Data provided
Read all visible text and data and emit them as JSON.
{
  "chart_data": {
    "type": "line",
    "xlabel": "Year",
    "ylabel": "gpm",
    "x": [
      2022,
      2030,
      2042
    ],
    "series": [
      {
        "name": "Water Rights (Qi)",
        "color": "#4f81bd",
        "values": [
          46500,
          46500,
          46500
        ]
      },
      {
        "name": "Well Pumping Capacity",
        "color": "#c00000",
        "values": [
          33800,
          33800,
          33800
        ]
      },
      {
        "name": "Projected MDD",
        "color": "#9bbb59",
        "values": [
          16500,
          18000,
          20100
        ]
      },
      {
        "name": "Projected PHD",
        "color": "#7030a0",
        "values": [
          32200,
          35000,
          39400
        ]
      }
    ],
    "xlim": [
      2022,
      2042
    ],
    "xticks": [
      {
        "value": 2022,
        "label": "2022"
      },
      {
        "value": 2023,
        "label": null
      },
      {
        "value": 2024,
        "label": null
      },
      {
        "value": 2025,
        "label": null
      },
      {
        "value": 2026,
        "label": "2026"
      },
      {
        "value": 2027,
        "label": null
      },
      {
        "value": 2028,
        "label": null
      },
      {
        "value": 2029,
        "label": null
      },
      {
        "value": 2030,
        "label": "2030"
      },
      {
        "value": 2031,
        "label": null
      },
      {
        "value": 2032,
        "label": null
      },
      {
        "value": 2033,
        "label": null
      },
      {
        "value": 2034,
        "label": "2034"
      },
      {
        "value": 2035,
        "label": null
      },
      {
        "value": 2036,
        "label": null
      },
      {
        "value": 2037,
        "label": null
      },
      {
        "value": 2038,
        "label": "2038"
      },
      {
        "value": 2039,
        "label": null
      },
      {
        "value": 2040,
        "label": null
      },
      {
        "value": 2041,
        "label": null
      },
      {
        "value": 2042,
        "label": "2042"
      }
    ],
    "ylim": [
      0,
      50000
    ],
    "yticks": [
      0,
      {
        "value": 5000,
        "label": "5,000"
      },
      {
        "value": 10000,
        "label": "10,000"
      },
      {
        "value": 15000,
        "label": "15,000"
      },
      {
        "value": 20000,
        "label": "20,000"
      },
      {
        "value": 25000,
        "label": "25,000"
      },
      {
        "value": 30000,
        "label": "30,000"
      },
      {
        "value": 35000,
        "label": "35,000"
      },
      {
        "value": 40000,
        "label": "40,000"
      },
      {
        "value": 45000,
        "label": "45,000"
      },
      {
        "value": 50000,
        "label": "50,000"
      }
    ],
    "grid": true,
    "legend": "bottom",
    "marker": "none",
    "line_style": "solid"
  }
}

Problem to work on
Locate the word "name" in the entries, and copy every line where it is found.

Reply to the task
        "name": "Water Rights (Qi)",
        "name": "Well Pumping Capacity",
        "name": "Projected MDD",
        "name": "Projected PHD",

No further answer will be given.